**HOW TO COMPLETE THIS TASK:** Could you give the data below again, exactly and completely?

[Dataset rows for document pages]
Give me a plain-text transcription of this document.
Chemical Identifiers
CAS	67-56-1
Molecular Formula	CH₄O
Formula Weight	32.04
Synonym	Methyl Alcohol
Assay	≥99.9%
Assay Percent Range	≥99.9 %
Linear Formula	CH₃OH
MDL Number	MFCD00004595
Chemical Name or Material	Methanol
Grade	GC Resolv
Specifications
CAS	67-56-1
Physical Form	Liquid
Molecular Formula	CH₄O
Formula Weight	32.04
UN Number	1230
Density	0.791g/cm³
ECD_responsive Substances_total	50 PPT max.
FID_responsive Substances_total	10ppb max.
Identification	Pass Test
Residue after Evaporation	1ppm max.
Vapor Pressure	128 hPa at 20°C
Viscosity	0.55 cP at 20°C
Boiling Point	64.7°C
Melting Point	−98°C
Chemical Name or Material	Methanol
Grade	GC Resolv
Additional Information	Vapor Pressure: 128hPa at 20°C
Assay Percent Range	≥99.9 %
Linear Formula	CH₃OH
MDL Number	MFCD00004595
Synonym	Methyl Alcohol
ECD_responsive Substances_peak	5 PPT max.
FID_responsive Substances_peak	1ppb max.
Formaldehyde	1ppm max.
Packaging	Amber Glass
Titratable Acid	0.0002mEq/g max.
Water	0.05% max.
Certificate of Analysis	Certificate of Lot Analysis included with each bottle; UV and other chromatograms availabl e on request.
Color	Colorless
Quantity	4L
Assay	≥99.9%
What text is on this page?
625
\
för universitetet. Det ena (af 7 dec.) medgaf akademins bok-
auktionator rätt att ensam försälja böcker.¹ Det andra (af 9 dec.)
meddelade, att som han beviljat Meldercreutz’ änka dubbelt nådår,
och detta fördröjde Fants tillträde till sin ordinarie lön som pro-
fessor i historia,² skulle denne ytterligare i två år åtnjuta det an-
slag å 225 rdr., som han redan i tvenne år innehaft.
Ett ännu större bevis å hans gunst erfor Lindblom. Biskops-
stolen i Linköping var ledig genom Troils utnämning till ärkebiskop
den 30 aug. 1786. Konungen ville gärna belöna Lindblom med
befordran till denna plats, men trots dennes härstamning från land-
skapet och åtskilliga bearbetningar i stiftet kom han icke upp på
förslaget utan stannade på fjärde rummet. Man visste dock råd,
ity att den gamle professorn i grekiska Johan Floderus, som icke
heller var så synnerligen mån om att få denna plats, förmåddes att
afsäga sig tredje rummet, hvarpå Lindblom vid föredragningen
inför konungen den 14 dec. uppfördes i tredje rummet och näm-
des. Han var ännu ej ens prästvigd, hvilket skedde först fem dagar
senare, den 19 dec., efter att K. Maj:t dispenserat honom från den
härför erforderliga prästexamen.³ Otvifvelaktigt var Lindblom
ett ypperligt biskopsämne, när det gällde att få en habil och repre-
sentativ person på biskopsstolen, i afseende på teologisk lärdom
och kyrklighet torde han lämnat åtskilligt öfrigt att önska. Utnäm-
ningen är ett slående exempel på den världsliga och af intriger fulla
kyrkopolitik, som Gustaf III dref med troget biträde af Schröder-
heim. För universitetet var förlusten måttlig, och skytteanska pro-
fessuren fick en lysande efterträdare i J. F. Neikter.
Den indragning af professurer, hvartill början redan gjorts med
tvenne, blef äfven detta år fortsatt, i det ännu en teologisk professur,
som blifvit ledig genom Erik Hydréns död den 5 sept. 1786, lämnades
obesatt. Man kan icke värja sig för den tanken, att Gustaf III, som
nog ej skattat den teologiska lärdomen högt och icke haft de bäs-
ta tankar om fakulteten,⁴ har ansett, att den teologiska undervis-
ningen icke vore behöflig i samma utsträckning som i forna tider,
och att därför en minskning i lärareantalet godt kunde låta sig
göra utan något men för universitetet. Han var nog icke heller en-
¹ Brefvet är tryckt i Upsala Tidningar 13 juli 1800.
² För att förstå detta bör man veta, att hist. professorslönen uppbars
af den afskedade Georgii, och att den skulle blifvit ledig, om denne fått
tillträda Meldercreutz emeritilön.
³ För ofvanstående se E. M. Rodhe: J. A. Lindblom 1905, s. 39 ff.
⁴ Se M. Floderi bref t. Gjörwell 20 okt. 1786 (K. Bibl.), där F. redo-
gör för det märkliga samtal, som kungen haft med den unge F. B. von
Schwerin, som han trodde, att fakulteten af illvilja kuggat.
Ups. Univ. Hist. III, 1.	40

**ANSWER:**
Give me a plain-text transcription of this document.
Chemical Identifiers
CAS	67-56-1
Molecular Formula	CH₄O
Formula Weight	32.04
Synonym	Methyl Alcohol
Assay	≥99.9%
Assay Percent Range	≥99.9 %
Linear Formula	CH₃OH
MDL Number	MFCD00004595
Chemical Name or Material	Methanol
Grade	GC Resolv
Specifications
CAS	67-56-1
Physical Form	Liquid
Molecular Formula	CH₄O
Formula Weight	32.04
UN Number	1230
Density	0.791g/cm³
ECD_responsive Substances_total	50 PPT max.
FID_responsive Substances_total	10ppb max.
Identification	Pass Test
Residue after Evaporation	1ppm max.
Vapor Pressure	128 hPa at 20°C
Viscosity	0.55 cP at 20°C
Boiling Point	64.7°C
Melting Point	−98°C
Chemical Name or Material	Methanol
Grade	GC Resolv
Additional Information	Vapor Pressure: 128hPa at 20°C
Assay Percent Range	≥99.9 %
Linear Formula	CH₃OH
MDL Number	MFCD00004595
Synonym	Methyl Alcohol
ECD_responsive Substances_peak	5 PPT max.
FID_responsive Substances_peak	1ppb max.
Formaldehyde	1ppm max.
Packaging	Amber Glass
Titratable Acid	0.0002mEq/g max.
Water	0.05% max.
Certificate of Analysis	Certificate of Lot Analysis included with each bottle; UV and other chromatograms availabl e on request.
Color	Colorless
Quantity	4L
Assay	≥99.9%
What text is on this page?
625
\
för universitetet. Det ena (af 7 dec.) medgaf akademins bok-
auktionator rätt att ensam försälja böcker.¹ Det andra (af 9 dec.)
meddelade, att som han beviljat Meldercreutz’ änka dubbelt nådår,
och detta fördröjde Fants tillträde till sin ordinarie lön som pro-
fessor i historia,² skulle denne ytterligare i två år åtnjuta det an-
slag å 225 rdr., som han redan i tvenne år innehaft.
Ett ännu större bevis å hans gunst erfor Lindblom. Biskops-
stolen i Linköping var ledig genom Troils utnämning till ärkebiskop
den 30 aug. 1786. Konungen ville gärna belöna Lindblom med
befordran till denna plats, men trots dennes härstamning från land-
skapet och åtskilliga bearbetningar i stiftet kom han icke upp på
förslaget utan stannade på fjärde rummet. Man visste dock råd,
ity att den gamle professorn i grekiska Johan Floderus, som icke
heller var så synnerligen mån om att få denna plats, förmåddes att
afsäga sig tredje rummet, hvarpå Lindblom vid föredragningen
inför konungen den 14 dec. uppfördes i tredje rummet och näm-
des. Han var ännu ej ens prästvigd, hvilket skedde först fem dagar
senare, den 19 dec., efter att K. Maj:t dispenserat honom från den
härför erforderliga prästexamen.³ Otvifvelaktigt var Lindblom
ett ypperligt biskopsämne, när det gällde att få en habil och repre-
sentativ person på biskopsstolen, i afseende på teologisk lärdom
och kyrklighet torde han lämnat åtskilligt öfrigt att önska. Utnäm-
ningen är ett slående exempel på den världsliga och af intriger fulla
kyrkopolitik, som Gustaf III dref med troget biträde af Schröder-
heim. För universitetet var förlusten måttlig, och skytteanska pro-
fessuren fick en lysande efterträdare i J. F. Neikter.
Den indragning af professurer, hvartill början redan gjorts med
tvenne, blef äfven detta år fortsatt, i det ännu en teologisk professur,
som blifvit ledig genom Erik Hydréns död den 5 sept. 1786, lämnades
obesatt. Man kan icke värja sig för den tanken, att Gustaf III, som
nog ej skattat den teologiska lärdomen högt och icke haft de bäs-
ta tankar om fakulteten,⁴ har ansett, att den teologiska undervis-
ningen icke vore behöflig i samma utsträckning som i forna tider,
och att därför en minskning i lärareantalet godt kunde låta sig
göra utan något men för universitetet. Han var nog icke heller en-
¹ Brefvet är tryckt i Upsala Tidningar 13 juli 1800.
² För att förstå detta bör man veta, att hist. professorslönen uppbars
af den afskedade Georgii, och att den skulle blifvit ledig, om denne fått
tillträda Meldercreutz emeritilön.
³ För ofvanstående se E. M. Rodhe: J. A. Lindblom 1905, s. 39 ff.
⁴ Se M. Floderi bref t. Gjörwell 20 okt. 1786 (K. Bibl.), där F. redo-
gör för det märkliga samtal, som kungen haft med den unge F. B. von
Schwerin, som han trodde, att fakulteten af illvilja kuggat.
Ups. Univ. Hist. III, 1.	40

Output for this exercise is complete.